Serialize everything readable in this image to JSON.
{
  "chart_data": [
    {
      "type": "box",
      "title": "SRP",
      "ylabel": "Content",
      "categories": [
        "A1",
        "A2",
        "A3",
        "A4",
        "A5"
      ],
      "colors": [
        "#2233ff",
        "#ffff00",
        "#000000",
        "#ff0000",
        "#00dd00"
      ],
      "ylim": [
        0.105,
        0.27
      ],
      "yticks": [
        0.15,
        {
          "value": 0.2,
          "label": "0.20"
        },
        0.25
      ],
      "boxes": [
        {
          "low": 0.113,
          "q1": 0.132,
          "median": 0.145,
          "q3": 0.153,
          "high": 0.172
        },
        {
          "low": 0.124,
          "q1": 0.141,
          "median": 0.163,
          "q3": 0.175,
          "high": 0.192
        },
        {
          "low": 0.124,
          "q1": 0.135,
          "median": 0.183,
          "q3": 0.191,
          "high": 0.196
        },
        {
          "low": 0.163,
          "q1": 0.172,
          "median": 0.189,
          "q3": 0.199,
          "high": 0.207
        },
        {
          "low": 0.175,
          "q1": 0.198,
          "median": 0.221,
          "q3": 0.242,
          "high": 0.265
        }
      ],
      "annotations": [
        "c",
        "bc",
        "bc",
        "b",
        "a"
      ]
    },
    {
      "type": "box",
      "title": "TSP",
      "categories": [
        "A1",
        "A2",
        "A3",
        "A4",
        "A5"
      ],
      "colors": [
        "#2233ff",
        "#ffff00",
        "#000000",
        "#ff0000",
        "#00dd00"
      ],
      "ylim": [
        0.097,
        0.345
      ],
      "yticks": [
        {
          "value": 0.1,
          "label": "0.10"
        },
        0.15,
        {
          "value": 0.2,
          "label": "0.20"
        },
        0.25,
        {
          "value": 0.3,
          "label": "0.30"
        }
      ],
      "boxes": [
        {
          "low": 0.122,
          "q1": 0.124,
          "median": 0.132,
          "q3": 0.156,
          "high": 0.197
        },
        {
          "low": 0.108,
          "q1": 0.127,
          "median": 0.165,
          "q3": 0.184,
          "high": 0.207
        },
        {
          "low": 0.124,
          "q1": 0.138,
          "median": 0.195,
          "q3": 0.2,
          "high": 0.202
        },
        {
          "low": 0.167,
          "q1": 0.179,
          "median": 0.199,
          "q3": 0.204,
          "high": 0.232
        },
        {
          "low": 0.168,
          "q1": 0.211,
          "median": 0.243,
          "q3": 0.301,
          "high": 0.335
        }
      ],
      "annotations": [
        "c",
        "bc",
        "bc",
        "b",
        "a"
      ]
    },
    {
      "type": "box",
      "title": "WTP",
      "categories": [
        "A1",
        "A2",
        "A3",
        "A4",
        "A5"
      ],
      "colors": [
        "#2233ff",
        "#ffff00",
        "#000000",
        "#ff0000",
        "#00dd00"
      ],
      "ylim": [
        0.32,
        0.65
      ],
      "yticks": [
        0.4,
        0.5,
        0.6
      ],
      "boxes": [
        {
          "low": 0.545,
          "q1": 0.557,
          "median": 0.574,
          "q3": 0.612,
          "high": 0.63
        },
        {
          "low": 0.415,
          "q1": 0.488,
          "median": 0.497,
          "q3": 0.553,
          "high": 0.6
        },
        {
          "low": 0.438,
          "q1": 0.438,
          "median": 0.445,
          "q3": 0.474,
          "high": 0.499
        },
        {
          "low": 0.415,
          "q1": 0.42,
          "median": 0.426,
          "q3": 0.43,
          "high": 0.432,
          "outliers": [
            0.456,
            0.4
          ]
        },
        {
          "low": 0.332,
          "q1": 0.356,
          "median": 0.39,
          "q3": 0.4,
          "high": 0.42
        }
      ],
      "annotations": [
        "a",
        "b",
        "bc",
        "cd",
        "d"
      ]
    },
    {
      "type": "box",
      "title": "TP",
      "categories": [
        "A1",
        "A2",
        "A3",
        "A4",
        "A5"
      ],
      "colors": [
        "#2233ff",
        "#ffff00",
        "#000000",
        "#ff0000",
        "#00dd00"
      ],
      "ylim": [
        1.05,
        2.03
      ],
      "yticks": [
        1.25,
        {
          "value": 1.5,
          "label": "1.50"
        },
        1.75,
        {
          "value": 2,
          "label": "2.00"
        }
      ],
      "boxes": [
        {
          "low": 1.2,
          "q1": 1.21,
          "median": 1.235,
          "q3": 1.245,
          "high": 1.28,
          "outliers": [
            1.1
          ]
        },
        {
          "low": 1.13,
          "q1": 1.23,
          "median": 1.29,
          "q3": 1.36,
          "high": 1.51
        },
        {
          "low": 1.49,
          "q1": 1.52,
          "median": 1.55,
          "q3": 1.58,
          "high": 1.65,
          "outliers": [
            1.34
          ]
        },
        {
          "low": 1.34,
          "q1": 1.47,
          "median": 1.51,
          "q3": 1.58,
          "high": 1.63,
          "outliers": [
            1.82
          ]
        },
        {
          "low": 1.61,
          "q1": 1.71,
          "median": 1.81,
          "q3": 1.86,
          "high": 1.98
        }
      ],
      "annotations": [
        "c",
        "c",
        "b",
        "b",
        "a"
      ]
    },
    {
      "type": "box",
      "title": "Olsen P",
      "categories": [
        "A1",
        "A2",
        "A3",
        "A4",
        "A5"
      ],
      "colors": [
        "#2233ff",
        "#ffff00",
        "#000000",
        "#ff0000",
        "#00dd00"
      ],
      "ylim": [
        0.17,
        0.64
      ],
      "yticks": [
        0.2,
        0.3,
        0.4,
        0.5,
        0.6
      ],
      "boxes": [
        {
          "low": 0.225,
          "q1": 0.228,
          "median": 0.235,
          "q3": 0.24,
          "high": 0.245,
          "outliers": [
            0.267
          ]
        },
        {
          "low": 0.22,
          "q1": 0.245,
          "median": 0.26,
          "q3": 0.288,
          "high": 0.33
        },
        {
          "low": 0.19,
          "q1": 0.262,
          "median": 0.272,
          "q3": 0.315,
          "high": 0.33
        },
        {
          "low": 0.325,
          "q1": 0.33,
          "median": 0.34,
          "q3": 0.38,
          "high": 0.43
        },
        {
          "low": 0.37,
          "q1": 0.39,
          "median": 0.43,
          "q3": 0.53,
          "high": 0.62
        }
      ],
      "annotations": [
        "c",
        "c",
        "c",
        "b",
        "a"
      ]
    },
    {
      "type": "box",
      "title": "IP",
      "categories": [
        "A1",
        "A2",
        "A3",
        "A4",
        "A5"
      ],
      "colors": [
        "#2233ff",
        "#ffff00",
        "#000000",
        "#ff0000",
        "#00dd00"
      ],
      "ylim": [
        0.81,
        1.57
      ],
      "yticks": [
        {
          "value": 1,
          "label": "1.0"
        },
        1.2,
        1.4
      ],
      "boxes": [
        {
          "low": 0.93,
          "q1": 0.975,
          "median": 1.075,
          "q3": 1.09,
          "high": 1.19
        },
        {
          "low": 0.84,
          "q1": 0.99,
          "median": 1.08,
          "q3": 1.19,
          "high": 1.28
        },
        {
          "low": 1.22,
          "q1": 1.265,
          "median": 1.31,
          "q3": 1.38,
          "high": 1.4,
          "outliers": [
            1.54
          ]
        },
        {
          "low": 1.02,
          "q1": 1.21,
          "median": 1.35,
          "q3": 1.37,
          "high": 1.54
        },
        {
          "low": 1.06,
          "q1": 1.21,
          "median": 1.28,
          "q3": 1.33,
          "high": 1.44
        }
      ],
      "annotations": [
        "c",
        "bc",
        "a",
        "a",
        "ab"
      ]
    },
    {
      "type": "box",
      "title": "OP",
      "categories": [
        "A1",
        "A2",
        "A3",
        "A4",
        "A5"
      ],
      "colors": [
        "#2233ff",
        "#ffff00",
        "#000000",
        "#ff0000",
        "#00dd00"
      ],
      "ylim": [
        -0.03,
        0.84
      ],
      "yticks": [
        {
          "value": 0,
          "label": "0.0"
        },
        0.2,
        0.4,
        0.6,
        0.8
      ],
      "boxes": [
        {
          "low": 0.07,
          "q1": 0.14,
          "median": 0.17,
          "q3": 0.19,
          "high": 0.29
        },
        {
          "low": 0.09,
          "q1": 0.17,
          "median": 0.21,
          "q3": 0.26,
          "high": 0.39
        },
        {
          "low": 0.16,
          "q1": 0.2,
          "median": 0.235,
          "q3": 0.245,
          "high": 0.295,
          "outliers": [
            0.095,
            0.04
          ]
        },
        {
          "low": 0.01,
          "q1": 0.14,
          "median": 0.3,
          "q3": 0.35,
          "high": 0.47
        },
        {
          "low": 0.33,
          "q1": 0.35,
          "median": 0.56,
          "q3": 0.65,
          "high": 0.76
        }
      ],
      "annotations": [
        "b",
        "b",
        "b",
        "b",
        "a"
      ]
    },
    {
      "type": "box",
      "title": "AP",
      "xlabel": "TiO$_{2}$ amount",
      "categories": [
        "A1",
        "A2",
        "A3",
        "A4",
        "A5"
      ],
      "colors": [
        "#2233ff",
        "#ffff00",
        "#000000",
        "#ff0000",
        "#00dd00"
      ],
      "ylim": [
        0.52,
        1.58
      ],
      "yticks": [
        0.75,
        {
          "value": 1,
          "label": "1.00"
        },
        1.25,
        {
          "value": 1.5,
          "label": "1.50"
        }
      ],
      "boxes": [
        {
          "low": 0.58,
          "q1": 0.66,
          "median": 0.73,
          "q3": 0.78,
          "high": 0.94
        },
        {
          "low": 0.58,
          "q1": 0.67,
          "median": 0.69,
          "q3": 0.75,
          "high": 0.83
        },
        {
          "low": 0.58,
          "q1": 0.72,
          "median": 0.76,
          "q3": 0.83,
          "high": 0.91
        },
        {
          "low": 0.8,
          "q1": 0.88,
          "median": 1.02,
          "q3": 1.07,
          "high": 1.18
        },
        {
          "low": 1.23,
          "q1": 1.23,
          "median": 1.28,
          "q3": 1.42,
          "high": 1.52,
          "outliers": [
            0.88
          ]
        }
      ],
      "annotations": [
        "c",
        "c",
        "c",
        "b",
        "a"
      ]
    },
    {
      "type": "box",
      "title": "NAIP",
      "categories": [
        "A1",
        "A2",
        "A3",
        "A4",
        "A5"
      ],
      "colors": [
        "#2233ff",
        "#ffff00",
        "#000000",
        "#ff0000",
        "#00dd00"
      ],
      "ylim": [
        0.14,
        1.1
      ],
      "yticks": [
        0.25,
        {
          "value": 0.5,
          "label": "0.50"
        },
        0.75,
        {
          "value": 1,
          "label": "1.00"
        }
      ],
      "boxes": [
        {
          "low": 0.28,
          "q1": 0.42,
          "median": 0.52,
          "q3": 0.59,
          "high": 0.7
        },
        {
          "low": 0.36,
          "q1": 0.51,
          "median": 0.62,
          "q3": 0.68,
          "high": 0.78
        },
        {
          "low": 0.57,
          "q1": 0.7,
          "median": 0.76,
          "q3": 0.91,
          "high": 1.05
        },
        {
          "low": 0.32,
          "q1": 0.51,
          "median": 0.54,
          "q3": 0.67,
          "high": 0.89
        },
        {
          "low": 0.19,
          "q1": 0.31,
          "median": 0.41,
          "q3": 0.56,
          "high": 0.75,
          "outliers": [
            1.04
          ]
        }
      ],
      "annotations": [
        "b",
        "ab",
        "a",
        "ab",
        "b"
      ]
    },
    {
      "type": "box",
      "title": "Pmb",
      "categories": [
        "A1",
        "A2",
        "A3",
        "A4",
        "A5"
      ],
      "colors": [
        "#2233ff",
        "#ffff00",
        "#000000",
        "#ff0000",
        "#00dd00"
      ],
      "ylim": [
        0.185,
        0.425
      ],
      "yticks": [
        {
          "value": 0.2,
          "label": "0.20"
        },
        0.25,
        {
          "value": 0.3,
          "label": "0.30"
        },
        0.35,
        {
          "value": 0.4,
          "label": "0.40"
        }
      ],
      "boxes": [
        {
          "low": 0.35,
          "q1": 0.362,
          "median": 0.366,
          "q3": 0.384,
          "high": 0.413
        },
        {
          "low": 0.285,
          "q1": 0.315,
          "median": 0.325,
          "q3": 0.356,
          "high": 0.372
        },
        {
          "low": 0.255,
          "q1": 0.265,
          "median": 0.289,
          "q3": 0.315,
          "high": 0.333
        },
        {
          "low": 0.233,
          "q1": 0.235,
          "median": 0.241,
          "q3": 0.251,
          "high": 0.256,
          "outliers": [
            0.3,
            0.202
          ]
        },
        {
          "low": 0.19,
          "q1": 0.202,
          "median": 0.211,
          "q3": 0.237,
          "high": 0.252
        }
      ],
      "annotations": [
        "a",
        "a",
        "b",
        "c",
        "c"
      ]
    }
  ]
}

^^^^

▸ **INSTRUCTIONS FOR THE TASK**
Count the lines above that contain the word "title", and give only that number.

▸ **ANSWER TO THE PROBLEM**
10